### Exercise goal:
Reproduce the listing below, swapping every occurrence of "Cholesterol" for "Sodium" and keeping everything else unchanged. Omit the pictures from your answer.

— begin —

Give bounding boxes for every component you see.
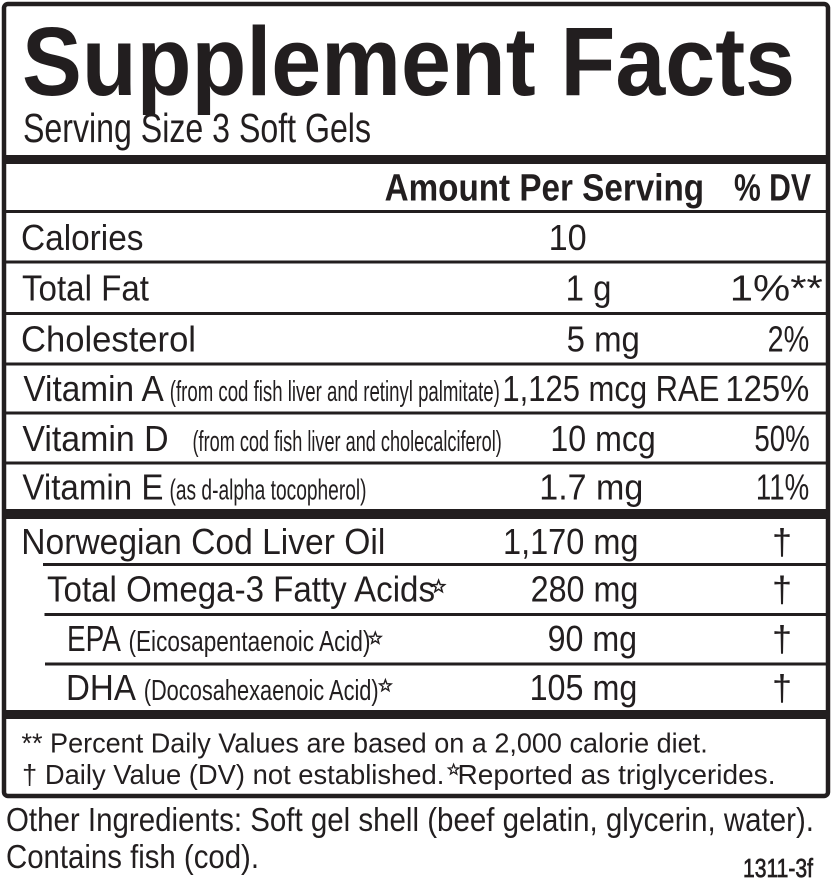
svg-text:Vitamin A: Vitamin A (23, 368, 163, 409)
svg-text:11%: 11% (756, 467, 809, 508)
svg-text:Total Fat: Total Fat (22, 268, 149, 309)
svg-text:280 mg: 280 mg (531, 569, 639, 610)
svg-text:Reported as triglycerides.: Reported as triglycerides. (458, 759, 776, 790)
svg-text:(from cod fish liver and retin: (from cod fish liver and retinyl palmita… (170, 376, 500, 408)
svg-text:125%: 125% (725, 368, 809, 409)
svg-text:10 mcg: 10 mcg (550, 418, 655, 459)
svg-text:** Percent Daily Values are ba: ** Percent Daily Values are based on a 2… (22, 728, 708, 759)
svg-text:% DV: % DV (734, 168, 812, 210)
svg-text:Norwegian Cod Liver Oil: Norwegian Cod Liver Oil (21, 521, 385, 562)
svg-text:Vitamin E: Vitamin E (22, 467, 163, 508)
svg-text:1%**: 1%** (730, 268, 823, 309)
svg-text:Other Ingredients: Soft gel sh: Other Ingredients: Soft gel shell (beef … (6, 801, 814, 838)
svg-text:(Eicosapentaenoic Acid): (Eicosapentaenoic Acid) (129, 626, 371, 658)
svg-text:50%: 50% (754, 418, 809, 459)
svg-text:†: † (772, 667, 792, 708)
svg-text:5 mg: 5 mg (567, 319, 640, 360)
svg-text:†: † (772, 618, 792, 659)
svg-text:90 mg: 90 mg (548, 618, 638, 659)
svg-text:1,170 mg: 1,170 mg (503, 521, 639, 562)
svg-text:105 mg: 105 mg (530, 667, 638, 708)
svg-text:Amount Per Serving: Amount Per Serving (385, 168, 704, 210)
svg-text:2%: 2% (768, 319, 810, 360)
svg-text:†: † (772, 521, 792, 562)
svg-text:Contains fish (cod).: Contains fish (cod). (6, 838, 259, 875)
svg-text:10: 10 (549, 217, 587, 258)
svg-text:1 g: 1 g (566, 268, 612, 309)
svg-text:EPA: EPA (67, 618, 121, 659)
svg-text:Serving Size 3 Soft Gels: Serving Size 3 Soft Gels (23, 105, 371, 151)
svg-text:Total Omega-3 Fatty Acids: Total Omega-3 Fatty Acids (47, 569, 435, 610)
svg-text:(Docosahexaenoic Acid): (Docosahexaenoic Acid) (144, 675, 379, 707)
svg-text:1.7 mg: 1.7 mg (539, 467, 643, 508)
svg-text:DHA: DHA (66, 667, 136, 708)
svg-text:Vitamin D: Vitamin D (22, 418, 168, 459)
svg-text:(from cod fish liver and chole: (from cod fish liver and cholecalciferol… (193, 426, 502, 458)
svg-text:† Daily Value (DV) not establi: † Daily Value (DV) not established. (22, 759, 444, 790)
svg-text:†: † (772, 569, 792, 610)
svg-text:Calories: Calories (21, 217, 144, 258)
svg-text:1,125 mcg RAE: 1,125 mcg RAE (502, 368, 719, 409)
svg-text:Cholesterol: Cholesterol (21, 319, 196, 360)
svg-text:(as d-alpha tocopherol): (as d-alpha tocopherol) (170, 475, 367, 507)
svg-text:1311-3f: 1311-3f (743, 853, 814, 883)
svg-text:Supplement Facts: Supplement Facts (22, 7, 795, 116)
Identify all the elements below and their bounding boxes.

— end —

### Finished answer:
Give bounding boxes for every component you see.
svg-text:Vitamin A: Vitamin A (23, 368, 163, 409)
svg-text:11%: 11% (756, 467, 809, 508)
svg-text:Total Fat: Total Fat (22, 268, 149, 309)
svg-text:280 mg: 280 mg (531, 569, 639, 610)
svg-text:Reported as triglycerides.: Reported as triglycerides. (458, 759, 776, 790)
svg-text:(from cod fish liver and retin: (from cod fish liver and retinyl palmita… (170, 376, 500, 408)
svg-text:125%: 125% (725, 368, 809, 409)
svg-text:10 mcg: 10 mcg (550, 418, 655, 459)
svg-text:** Percent Daily Values are ba: ** Percent Daily Values are based on a 2… (22, 728, 708, 759)
svg-text:% DV: % DV (734, 168, 812, 210)
svg-text:Norwegian Cod Liver Oil: Norwegian Cod Liver Oil (21, 521, 385, 562)
svg-text:Vitamin E: Vitamin E (22, 467, 163, 508)
svg-text:1%**: 1%** (730, 268, 823, 309)
svg-text:Other Ingredients: Soft gel sh: Other Ingredients: Soft gel shell (beef … (6, 801, 814, 838)
svg-text:(Eicosapentaenoic Acid): (Eicosapentaenoic Acid) (129, 626, 371, 658)
svg-text:50%: 50% (754, 418, 809, 459)
svg-text:†: † (772, 667, 792, 708)
svg-text:5 mg: 5 mg (567, 319, 640, 360)
svg-text:†: † (772, 618, 792, 659)
svg-text:90 mg: 90 mg (548, 618, 638, 659)
svg-text:1,170 mg: 1,170 mg (503, 521, 639, 562)
svg-text:105 mg: 105 mg (530, 667, 638, 708)
svg-text:Amount Per Serving: Amount Per Serving (385, 168, 704, 210)
svg-text:2%: 2% (768, 319, 810, 360)
svg-text:†: † (772, 521, 792, 562)
svg-text:Contains fish (cod).: Contains fish (cod). (6, 838, 259, 875)
svg-text:10: 10 (549, 217, 587, 258)
svg-text:1 g: 1 g (566, 268, 612, 309)
svg-text:EPA: EPA (67, 618, 121, 659)
svg-text:Serving Size 3 Soft Gels: Serving Size 3 Soft Gels (23, 105, 371, 151)
svg-text:Total Omega-3 Fatty Acids: Total Omega-3 Fatty Acids (47, 569, 435, 610)
svg-text:(Docosahexaenoic Acid): (Docosahexaenoic Acid) (144, 675, 379, 707)
svg-text:1.7 mg: 1.7 mg (539, 467, 643, 508)
svg-text:DHA: DHA (66, 667, 136, 708)
svg-text:Vitamin D: Vitamin D (22, 418, 168, 459)
svg-text:(from cod fish liver and chole: (from cod fish liver and cholecalciferol… (193, 426, 502, 458)
svg-text:† Daily Value (DV) not establi: † Daily Value (DV) not established. (22, 759, 444, 790)
svg-text:†: † (772, 569, 792, 610)
svg-text:Calories: Calories (21, 217, 144, 258)
svg-text:1,125 mcg RAE: 1,125 mcg RAE (502, 368, 719, 409)
svg-text:Sodium: Sodium (21, 319, 196, 360)
svg-text:(as d-alpha tocopherol): (as d-alpha tocopherol) (170, 475, 367, 507)
svg-text:1311-3f: 1311-3f (743, 853, 814, 883)
svg-text:Supplement Facts: Supplement Facts (22, 7, 795, 116)
Identify all the elements below and their bounding boxes.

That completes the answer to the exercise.